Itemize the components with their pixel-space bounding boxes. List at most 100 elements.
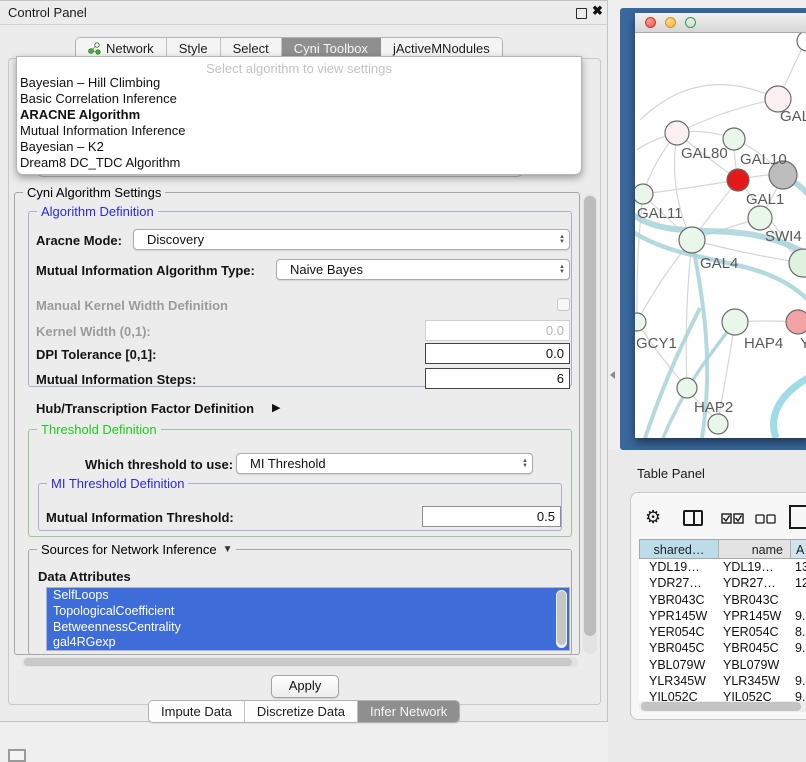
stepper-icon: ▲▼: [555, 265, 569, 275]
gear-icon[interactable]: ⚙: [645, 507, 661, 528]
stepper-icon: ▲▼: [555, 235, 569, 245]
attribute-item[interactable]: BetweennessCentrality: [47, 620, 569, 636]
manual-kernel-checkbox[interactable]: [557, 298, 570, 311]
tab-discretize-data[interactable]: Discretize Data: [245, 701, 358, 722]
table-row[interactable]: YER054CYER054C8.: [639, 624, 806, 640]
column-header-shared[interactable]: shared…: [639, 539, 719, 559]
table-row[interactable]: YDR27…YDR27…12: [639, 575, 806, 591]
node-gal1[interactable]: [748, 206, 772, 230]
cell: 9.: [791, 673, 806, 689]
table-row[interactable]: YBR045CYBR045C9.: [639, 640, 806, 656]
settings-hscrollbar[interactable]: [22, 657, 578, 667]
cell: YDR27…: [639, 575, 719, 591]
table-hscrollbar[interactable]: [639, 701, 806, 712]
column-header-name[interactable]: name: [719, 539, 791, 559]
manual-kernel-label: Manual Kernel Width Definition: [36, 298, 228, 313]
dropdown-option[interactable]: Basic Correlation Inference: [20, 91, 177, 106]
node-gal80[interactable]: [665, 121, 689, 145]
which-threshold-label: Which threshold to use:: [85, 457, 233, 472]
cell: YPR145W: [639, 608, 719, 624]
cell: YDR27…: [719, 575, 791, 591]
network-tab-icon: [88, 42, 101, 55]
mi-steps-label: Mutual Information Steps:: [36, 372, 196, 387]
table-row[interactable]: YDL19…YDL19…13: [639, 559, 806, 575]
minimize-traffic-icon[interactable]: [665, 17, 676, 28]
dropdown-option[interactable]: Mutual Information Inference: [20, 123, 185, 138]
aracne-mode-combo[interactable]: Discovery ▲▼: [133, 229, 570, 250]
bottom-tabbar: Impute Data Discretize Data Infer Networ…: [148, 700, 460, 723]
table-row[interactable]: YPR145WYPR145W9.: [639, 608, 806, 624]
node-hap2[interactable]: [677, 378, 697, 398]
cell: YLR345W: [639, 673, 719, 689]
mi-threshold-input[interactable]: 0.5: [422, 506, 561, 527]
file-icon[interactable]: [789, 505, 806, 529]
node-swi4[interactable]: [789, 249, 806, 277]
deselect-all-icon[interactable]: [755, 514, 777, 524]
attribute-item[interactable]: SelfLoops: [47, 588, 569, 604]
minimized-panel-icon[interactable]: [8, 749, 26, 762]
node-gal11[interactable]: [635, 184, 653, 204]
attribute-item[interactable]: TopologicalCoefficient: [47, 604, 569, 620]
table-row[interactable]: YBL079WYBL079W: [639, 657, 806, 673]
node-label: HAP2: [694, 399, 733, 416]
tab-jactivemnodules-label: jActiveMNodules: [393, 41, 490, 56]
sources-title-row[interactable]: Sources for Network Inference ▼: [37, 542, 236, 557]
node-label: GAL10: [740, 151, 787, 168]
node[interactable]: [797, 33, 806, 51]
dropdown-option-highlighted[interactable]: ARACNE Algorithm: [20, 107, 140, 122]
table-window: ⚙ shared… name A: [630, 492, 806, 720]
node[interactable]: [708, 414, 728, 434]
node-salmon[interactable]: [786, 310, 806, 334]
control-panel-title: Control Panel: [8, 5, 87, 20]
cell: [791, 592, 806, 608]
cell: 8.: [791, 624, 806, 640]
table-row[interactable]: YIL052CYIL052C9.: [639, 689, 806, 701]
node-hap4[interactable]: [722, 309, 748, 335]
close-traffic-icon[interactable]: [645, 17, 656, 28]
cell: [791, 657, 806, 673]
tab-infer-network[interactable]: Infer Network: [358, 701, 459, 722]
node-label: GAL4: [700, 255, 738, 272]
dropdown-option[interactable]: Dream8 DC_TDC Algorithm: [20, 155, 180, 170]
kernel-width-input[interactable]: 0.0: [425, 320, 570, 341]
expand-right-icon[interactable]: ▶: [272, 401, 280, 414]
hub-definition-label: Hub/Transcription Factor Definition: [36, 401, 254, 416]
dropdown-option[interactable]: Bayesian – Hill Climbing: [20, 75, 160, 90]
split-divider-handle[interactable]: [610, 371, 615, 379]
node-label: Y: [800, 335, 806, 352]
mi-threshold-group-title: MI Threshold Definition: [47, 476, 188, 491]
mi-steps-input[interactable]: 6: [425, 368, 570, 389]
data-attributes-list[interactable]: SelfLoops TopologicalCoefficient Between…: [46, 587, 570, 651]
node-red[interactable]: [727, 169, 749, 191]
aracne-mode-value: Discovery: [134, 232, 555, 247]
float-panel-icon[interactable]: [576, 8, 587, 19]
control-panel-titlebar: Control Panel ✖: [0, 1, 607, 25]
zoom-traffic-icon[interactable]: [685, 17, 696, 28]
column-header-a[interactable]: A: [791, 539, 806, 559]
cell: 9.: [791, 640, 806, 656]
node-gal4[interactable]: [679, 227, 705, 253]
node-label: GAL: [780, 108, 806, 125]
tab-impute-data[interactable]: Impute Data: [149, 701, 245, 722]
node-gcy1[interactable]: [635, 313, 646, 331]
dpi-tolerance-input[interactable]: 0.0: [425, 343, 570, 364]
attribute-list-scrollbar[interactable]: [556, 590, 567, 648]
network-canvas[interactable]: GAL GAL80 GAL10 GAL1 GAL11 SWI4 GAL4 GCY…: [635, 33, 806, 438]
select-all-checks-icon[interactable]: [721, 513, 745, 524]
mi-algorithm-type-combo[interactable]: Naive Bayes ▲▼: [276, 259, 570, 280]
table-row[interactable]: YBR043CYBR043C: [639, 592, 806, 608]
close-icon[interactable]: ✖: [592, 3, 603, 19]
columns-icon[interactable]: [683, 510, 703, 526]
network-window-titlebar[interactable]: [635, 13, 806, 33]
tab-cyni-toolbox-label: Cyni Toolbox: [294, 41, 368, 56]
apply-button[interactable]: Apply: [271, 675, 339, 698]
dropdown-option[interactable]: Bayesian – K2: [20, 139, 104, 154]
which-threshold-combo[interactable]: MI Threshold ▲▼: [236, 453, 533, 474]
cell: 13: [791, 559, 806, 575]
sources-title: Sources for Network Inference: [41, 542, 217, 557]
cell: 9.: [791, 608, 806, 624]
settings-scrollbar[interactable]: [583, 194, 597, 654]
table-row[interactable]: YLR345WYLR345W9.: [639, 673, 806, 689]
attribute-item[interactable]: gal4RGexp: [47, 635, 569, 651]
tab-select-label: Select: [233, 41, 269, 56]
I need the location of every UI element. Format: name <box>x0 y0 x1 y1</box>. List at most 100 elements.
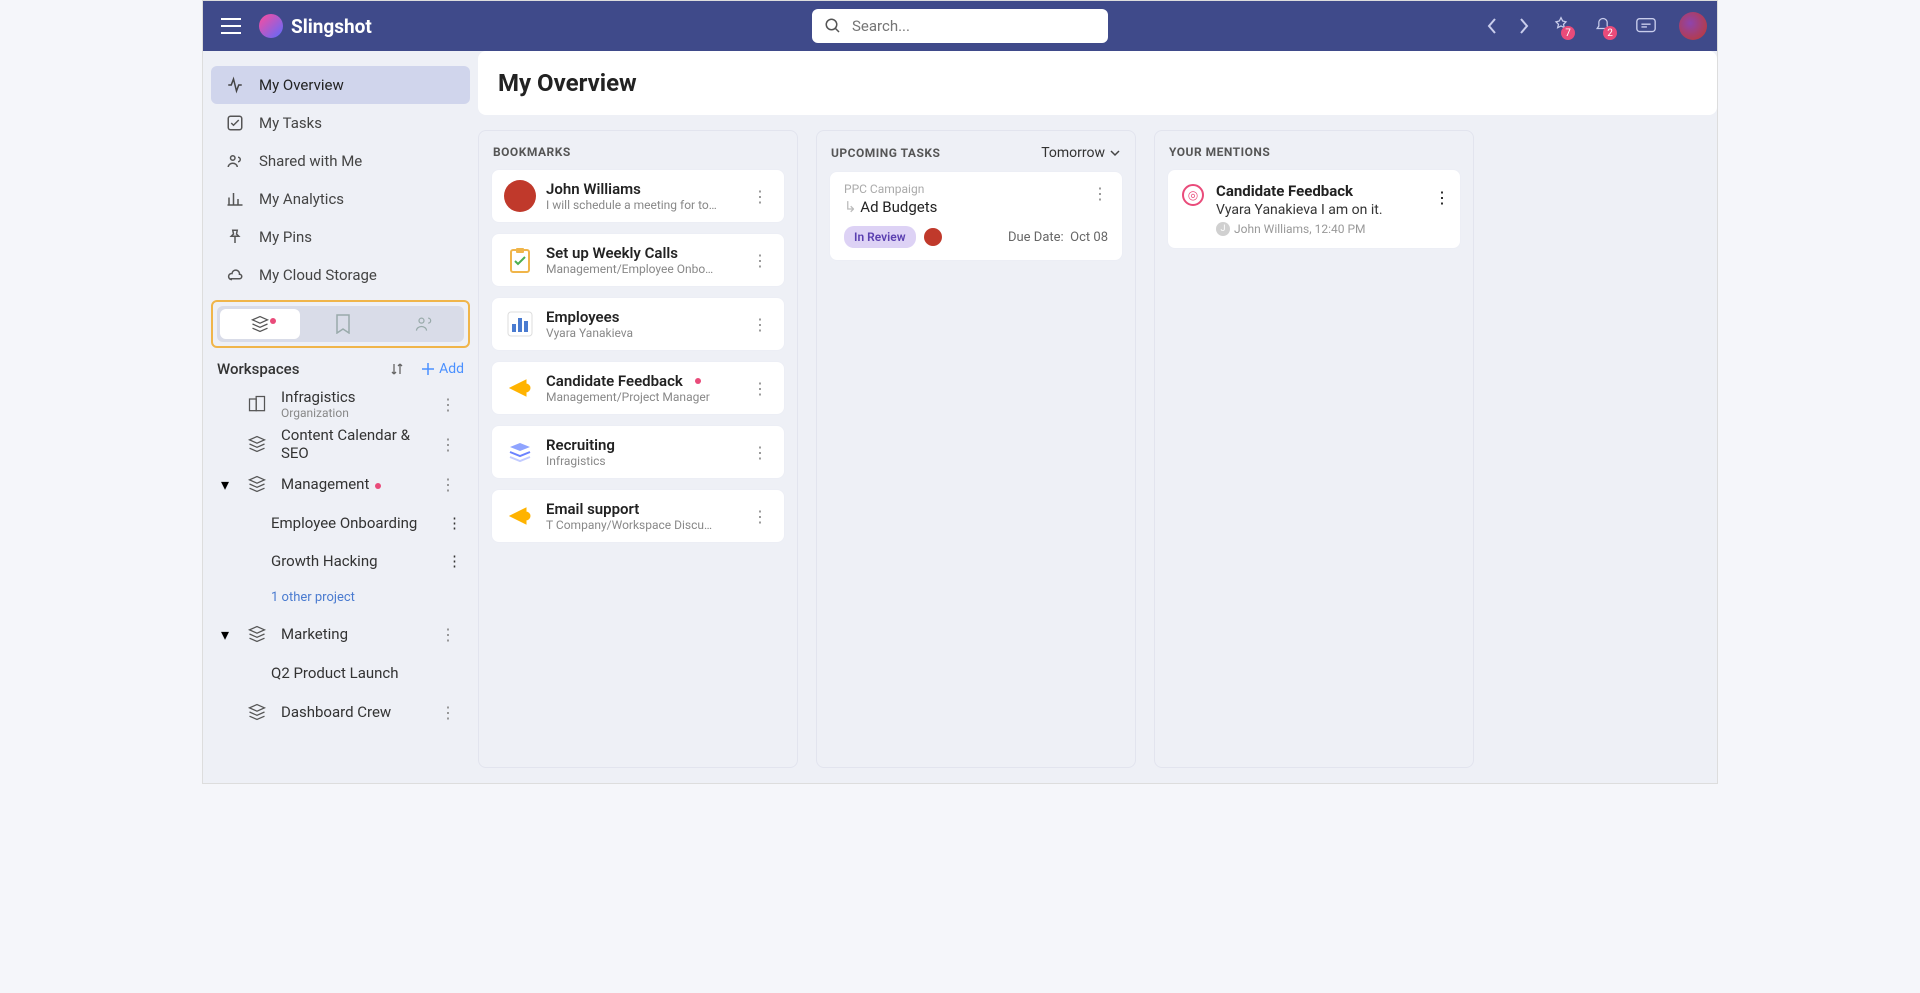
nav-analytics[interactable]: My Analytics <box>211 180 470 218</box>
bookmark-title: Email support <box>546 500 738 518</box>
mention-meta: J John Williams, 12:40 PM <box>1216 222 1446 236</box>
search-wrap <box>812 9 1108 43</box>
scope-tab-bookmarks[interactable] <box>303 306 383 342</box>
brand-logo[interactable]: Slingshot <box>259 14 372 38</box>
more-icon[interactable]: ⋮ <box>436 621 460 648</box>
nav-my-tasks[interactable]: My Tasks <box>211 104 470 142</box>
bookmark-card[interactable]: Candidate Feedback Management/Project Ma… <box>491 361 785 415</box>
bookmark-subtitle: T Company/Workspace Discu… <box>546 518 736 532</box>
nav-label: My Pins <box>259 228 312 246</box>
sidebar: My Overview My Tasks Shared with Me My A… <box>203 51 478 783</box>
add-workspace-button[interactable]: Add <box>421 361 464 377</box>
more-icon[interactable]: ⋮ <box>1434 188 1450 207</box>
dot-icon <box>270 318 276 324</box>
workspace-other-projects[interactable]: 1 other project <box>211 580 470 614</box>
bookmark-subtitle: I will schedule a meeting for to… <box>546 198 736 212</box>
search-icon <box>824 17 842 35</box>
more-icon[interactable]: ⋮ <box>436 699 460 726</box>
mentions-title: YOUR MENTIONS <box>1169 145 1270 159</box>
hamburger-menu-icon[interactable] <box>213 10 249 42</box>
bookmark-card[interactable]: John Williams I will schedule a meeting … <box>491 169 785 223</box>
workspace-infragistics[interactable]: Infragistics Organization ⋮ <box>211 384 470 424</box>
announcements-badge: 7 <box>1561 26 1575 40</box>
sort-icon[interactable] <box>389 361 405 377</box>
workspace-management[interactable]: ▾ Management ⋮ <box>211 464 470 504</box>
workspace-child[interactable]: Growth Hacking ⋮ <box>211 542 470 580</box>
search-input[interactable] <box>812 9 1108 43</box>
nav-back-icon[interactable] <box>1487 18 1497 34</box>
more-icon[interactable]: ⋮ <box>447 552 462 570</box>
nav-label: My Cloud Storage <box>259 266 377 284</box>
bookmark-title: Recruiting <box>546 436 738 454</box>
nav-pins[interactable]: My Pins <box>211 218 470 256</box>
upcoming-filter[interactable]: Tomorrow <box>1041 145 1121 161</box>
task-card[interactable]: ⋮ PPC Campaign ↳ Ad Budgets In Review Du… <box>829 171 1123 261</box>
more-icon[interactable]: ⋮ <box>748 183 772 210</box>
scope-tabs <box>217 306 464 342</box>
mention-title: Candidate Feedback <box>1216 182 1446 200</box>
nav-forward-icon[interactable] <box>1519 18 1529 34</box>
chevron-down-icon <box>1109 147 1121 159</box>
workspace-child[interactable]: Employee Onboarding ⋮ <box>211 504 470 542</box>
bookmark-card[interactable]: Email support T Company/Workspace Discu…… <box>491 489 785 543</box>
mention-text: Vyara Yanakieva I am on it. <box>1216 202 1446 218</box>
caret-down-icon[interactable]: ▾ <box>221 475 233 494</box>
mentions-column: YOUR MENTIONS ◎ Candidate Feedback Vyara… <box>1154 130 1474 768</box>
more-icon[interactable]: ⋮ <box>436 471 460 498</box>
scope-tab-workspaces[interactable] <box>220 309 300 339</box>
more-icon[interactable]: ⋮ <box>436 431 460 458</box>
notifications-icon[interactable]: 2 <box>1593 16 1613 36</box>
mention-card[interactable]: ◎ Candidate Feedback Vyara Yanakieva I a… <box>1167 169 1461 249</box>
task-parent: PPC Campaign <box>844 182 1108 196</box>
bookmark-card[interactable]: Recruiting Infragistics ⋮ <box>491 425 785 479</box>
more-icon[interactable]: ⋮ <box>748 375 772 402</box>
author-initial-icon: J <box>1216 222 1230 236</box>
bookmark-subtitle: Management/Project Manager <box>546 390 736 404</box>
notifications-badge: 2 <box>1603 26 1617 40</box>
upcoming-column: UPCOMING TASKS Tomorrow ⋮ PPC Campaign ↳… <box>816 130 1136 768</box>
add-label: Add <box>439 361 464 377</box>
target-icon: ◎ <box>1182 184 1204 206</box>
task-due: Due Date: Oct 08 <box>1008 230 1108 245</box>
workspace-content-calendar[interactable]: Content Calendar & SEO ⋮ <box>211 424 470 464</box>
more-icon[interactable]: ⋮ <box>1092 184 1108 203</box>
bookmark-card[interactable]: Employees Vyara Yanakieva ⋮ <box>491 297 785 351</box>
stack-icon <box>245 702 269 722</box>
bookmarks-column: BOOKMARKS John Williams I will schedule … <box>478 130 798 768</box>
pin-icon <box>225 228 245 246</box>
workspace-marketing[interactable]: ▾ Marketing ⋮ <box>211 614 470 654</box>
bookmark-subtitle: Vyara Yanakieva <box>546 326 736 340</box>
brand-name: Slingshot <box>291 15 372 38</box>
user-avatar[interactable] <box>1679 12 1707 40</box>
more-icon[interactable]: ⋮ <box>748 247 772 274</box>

________________________

# TASK DESCRIPTION:
Reproduce, line for line, everything in the records from the line containing "nav-analytics[interactable]: My Analytics" down to the line containing "bookmark-card[interactable]: Candidate Feedback", both included.

# TASK ANSWER:
nav-analytics[interactable]: My Analytics <box>211 180 470 218</box>
bookmark-title: Email support <box>546 500 738 518</box>
mention-meta: J John Williams, 12:40 PM <box>1216 222 1446 236</box>
search-wrap <box>812 9 1108 43</box>
scope-tab-bookmarks[interactable] <box>303 306 383 342</box>
brand-logo[interactable]: Slingshot <box>259 14 372 38</box>
more-icon[interactable]: ⋮ <box>436 621 460 648</box>
nav-my-tasks[interactable]: My Tasks <box>211 104 470 142</box>
bookmark-card[interactable]: Candidate Feedback Management/Project Ma… <box>491 361 785 415</box>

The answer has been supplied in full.